WRITTEN INSTRUCTION.
Images are not part of the copy; transcribe all the data exactly.

[begin DATASET ROWS]

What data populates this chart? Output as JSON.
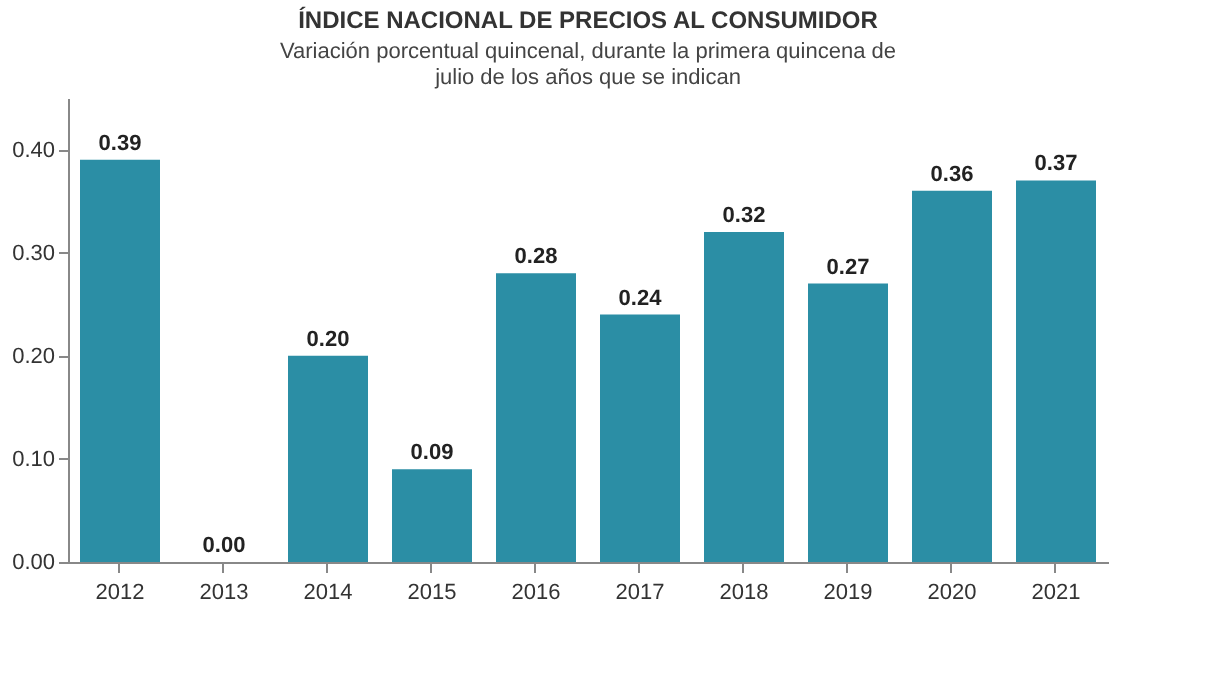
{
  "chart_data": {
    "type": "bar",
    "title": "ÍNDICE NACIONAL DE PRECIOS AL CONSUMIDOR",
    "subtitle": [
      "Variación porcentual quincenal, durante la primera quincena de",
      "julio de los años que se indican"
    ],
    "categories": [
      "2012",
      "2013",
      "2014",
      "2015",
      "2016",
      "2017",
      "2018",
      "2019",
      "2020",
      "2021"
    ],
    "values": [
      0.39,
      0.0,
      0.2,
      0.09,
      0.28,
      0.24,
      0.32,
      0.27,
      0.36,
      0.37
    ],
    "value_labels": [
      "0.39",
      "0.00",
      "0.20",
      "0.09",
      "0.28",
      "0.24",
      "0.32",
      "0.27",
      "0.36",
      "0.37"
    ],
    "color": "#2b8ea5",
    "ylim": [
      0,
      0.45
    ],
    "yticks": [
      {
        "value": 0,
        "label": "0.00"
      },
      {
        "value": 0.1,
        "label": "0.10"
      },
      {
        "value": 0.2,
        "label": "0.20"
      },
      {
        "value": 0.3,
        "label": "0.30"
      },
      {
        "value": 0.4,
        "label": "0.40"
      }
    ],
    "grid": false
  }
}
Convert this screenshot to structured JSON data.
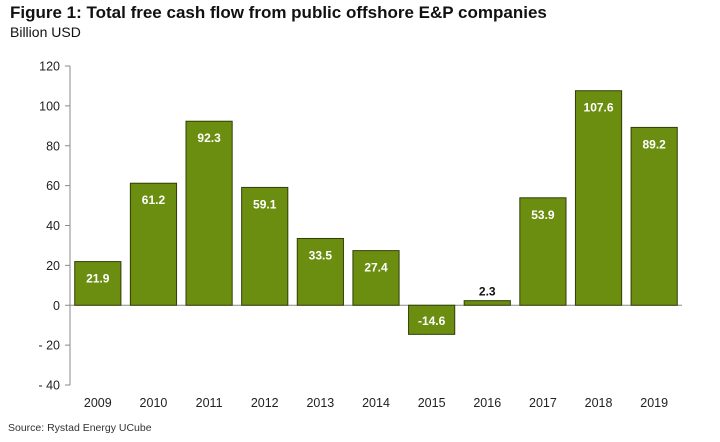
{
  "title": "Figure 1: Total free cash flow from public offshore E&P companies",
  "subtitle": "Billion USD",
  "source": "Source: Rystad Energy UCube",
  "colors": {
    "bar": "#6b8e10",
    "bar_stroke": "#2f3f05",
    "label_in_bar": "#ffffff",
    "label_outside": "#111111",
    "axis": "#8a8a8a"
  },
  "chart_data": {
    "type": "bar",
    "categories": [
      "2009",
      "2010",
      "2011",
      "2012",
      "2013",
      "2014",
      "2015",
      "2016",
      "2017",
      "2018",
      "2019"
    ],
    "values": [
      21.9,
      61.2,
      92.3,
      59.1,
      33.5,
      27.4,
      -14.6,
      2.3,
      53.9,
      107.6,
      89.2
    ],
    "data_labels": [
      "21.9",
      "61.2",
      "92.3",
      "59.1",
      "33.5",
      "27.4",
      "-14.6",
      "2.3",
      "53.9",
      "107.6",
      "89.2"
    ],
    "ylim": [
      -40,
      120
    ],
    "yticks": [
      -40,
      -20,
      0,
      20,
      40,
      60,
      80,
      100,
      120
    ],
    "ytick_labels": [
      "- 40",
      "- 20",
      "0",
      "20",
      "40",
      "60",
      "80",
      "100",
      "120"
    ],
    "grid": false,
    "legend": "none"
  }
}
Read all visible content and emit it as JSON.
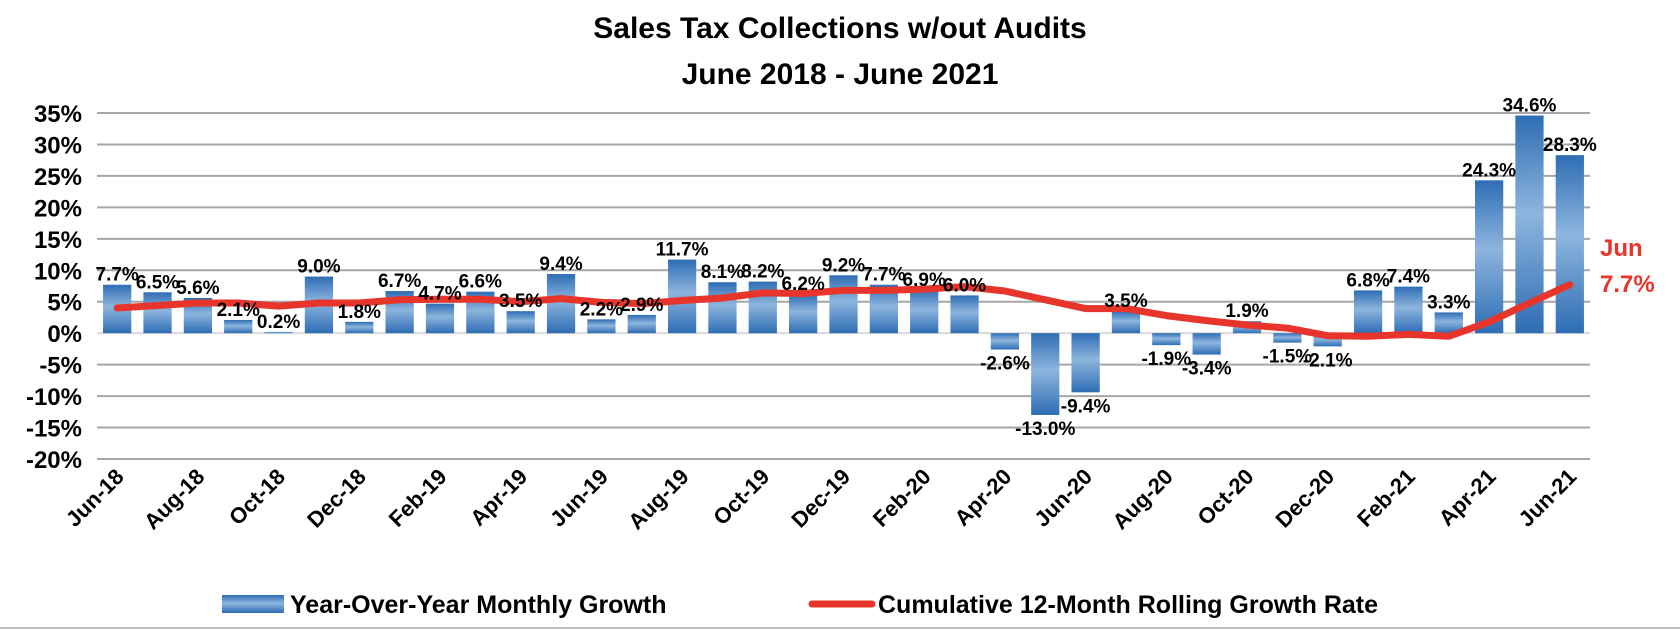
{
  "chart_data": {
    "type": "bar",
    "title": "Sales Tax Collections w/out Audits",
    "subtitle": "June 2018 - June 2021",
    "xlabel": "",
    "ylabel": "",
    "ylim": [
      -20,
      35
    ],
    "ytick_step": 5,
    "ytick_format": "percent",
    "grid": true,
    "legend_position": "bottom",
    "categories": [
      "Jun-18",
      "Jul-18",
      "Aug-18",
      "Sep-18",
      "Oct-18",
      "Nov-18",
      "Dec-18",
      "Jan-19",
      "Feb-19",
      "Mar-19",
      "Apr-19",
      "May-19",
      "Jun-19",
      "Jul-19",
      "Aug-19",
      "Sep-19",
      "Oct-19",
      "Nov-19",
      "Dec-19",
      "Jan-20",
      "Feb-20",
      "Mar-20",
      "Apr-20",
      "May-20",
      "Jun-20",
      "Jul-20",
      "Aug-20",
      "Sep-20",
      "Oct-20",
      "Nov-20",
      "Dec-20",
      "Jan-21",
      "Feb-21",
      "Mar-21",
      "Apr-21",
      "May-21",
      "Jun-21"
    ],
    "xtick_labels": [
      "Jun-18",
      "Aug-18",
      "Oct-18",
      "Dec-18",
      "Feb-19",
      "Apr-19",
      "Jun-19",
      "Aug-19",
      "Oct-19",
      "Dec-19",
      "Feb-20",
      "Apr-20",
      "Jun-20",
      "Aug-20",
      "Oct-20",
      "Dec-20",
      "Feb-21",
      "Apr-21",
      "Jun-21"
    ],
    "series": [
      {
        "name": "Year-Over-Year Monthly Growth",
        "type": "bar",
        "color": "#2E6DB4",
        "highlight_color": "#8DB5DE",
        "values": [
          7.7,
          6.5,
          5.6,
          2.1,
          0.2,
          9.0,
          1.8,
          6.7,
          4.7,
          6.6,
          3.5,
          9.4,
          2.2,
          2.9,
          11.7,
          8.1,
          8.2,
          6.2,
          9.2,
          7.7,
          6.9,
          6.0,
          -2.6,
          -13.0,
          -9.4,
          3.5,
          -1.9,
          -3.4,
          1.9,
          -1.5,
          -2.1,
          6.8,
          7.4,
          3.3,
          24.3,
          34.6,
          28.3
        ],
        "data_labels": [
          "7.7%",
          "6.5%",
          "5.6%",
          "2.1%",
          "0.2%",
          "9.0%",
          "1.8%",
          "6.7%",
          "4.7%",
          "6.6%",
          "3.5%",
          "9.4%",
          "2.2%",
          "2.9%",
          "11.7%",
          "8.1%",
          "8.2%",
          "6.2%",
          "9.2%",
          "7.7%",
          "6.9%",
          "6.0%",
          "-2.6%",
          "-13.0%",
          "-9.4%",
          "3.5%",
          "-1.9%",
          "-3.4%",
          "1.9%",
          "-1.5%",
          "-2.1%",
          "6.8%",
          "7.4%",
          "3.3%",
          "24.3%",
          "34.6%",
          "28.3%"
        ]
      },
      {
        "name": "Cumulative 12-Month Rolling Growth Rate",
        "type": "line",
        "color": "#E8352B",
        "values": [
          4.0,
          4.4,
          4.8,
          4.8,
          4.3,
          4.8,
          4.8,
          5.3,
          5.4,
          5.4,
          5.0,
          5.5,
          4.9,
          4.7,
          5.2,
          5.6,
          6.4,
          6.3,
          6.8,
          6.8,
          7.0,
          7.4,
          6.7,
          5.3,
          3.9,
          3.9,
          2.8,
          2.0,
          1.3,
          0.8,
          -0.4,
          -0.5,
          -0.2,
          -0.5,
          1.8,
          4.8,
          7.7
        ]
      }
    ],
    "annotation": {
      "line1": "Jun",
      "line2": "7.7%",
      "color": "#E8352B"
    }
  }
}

[end DATASET ROWS]

TASK RESULT.
What data populates this chart? Output as JSON.
{
  "chart_data": {
    "type": "bar",
    "title": "ÍNDICE NACIONAL DE PRECIOS AL CONSUMIDOR",
    "subtitle": [
      "Variación porcentual quincenal, durante la primera quincena de",
      "julio de los años que se indican"
    ],
    "categories": [
      "2012",
      "2013",
      "2014",
      "2015",
      "2016",
      "2017",
      "2018",
      "2019",
      "2020",
      "2021"
    ],
    "values": [
      0.39,
      0.0,
      0.2,
      0.09,
      0.28,
      0.24,
      0.32,
      0.27,
      0.36,
      0.37
    ],
    "value_labels": [
      "0.39",
      "0.00",
      "0.20",
      "0.09",
      "0.28",
      "0.24",
      "0.32",
      "0.27",
      "0.36",
      "0.37"
    ],
    "color": "#2b8ea5",
    "ylim": [
      0,
      0.45
    ],
    "yticks": [
      {
        "value": 0,
        "label": "0.00"
      },
      {
        "value": 0.1,
        "label": "0.10"
      },
      {
        "value": 0.2,
        "label": "0.20"
      },
      {
        "value": 0.3,
        "label": "0.30"
      },
      {
        "value": 0.4,
        "label": "0.40"
      }
    ],
    "grid": false
  }
}
Convert this screenshot to structured JSON data.
{
  "title": "Figure 1: Total free cash flow from public offshore E&P companies",
  "subtitle": "Billion USD",
  "source": "Source: Rystad Energy UCube",
  "colors": {
    "bar": "#6b8e10",
    "bar_stroke": "#2f3f05",
    "label_in_bar": "#ffffff",
    "label_outside": "#111111",
    "axis": "#8a8a8a"
  },
  "chart_data": {
    "type": "bar",
    "categories": [
      "2009",
      "2010",
      "2011",
      "2012",
      "2013",
      "2014",
      "2015",
      "2016",
      "2017",
      "2018",
      "2019"
    ],
    "values": [
      21.9,
      61.2,
      92.3,
      59.1,
      33.5,
      27.4,
      -14.6,
      2.3,
      53.9,
      107.6,
      89.2
    ],
    "data_labels": [
      "21.9",
      "61.2",
      "92.3",
      "59.1",
      "33.5",
      "27.4",
      "-14.6",
      "2.3",
      "53.9",
      "107.6",
      "89.2"
    ],
    "ylim": [
      -40,
      120
    ],
    "yticks": [
      -40,
      -20,
      0,
      20,
      40,
      60,
      80,
      100,
      120
    ],
    "ytick_labels": [
      "- 40",
      "- 20",
      "0",
      "20",
      "40",
      "60",
      "80",
      "100",
      "120"
    ],
    "grid": false,
    "legend": "none"
  }
}
Read all visible content and emit it as JSON.
{
  "chart_data": {
    "type": "bar",
    "title": "Sales Tax Collections w/out Audits",
    "subtitle": "June 2018 - June 2021",
    "xlabel": "",
    "ylabel": "",
    "ylim": [
      -20,
      35
    ],
    "ytick_step": 5,
    "ytick_format": "percent",
    "grid": true,
    "legend_position": "bottom",
    "categories": [
      "Jun-18",
      "Jul-18",
      "Aug-18",
      "Sep-18",
      "Oct-18",
      "Nov-18",
      "Dec-18",
      "Jan-19",
      "Feb-19",
      "Mar-19",
      "Apr-19",
      "May-19",
      "Jun-19",
      "Jul-19",
      "Aug-19",
      "Sep-19",
      "Oct-19",
      "Nov-19",
      "Dec-19",
      "Jan-20",
      "Feb-20",
      "Mar-20",
      "Apr-20",
      "May-20",
      "Jun-20",
      "Jul-20",
      "Aug-20",
      "Sep-20",
      "Oct-20",
      "Nov-20",
      "Dec-20",
      "Jan-21",
      "Feb-21",
      "Mar-21",
      "Apr-21",
      "May-21",
      "Jun-21"
    ],
    "xtick_labels": [
      "Jun-18",
      "Aug-18",
      "Oct-18",
      "Dec-18",
      "Feb-19",
      "Apr-19",
      "Jun-19",
      "Aug-19",
      "Oct-19",
      "Dec-19",
      "Feb-20",
      "Apr-20",
      "Jun-20",
      "Aug-20",
      "Oct-20",
      "Dec-20",
      "Feb-21",
      "Apr-21",
      "Jun-21"
    ],
    "series": [
      {
        "name": "Year-Over-Year Monthly Growth",
        "type": "bar",
        "color": "#2E6DB4",
        "highlight_color": "#8DB5DE",
        "values": [
          7.7,
          6.5,
          5.6,
          2.1,
          0.2,
          9.0,
          1.8,
          6.7,
          4.7,
          6.6,
          3.5,
          9.4,
          2.2,
          2.9,
          11.7,
          8.1,
          8.2,
          6.2,
          9.2,
          7.7,
          6.9,
          6.0,
          -2.6,
          -13.0,
          -9.4,
          3.5,
          -1.9,
          -3.4,
          1.9,
          -1.5,
          -2.1,
          6.8,
          7.4,
          3.3,
          24.3,
          34.6,
          28.3
        ],
        "data_labels": [
          "7.7%",
          "6.5%",
          "5.6%",
          "2.1%",
          "0.2%",
          "9.0%",
          "1.8%",
          "6.7%",
          "4.7%",
          "6.6%",
          "3.5%",
          "9.4%",
          "2.2%",
          "2.9%",
          "11.7%",
          "8.1%",
          "8.2%",
          "6.2%",
          "9.2%",
          "7.7%",
          "6.9%",
          "6.0%",
          "-2.6%",
          "-13.0%",
          "-9.4%",
          "3.5%",
          "-1.9%",
          "-3.4%",
          "1.9%",
          "-1.5%",
          "-2.1%",
          "6.8%",
          "7.4%",
          "3.3%",
          "24.3%",
          "34.6%",
          "28.3%"
        ]
      },
      {
        "name": "Cumulative 12-Month Rolling Growth Rate",
        "type": "line",
        "color": "#E8352B",
        "values": [
          4.0,
          4.4,
          4.8,
          4.8,
          4.3,
          4.8,
          4.8,
          5.3,
          5.4,
          5.4,
          5.0,
          5.5,
          4.9,
          4.7,
          5.2,
          5.6,
          6.4,
          6.3,
          6.8,
          6.8,
          7.0,
          7.4,
          6.7,
          5.3,
          3.9,
          3.9,
          2.8,
          2.0,
          1.3,
          0.8,
          -0.4,
          -0.5,
          -0.2,
          -0.5,
          1.8,
          4.8,
          7.7
        ]
      }
    ],
    "annotation": {
      "line1": "Jun",
      "line2": "7.7%",
      "color": "#E8352B"
    }
  }
}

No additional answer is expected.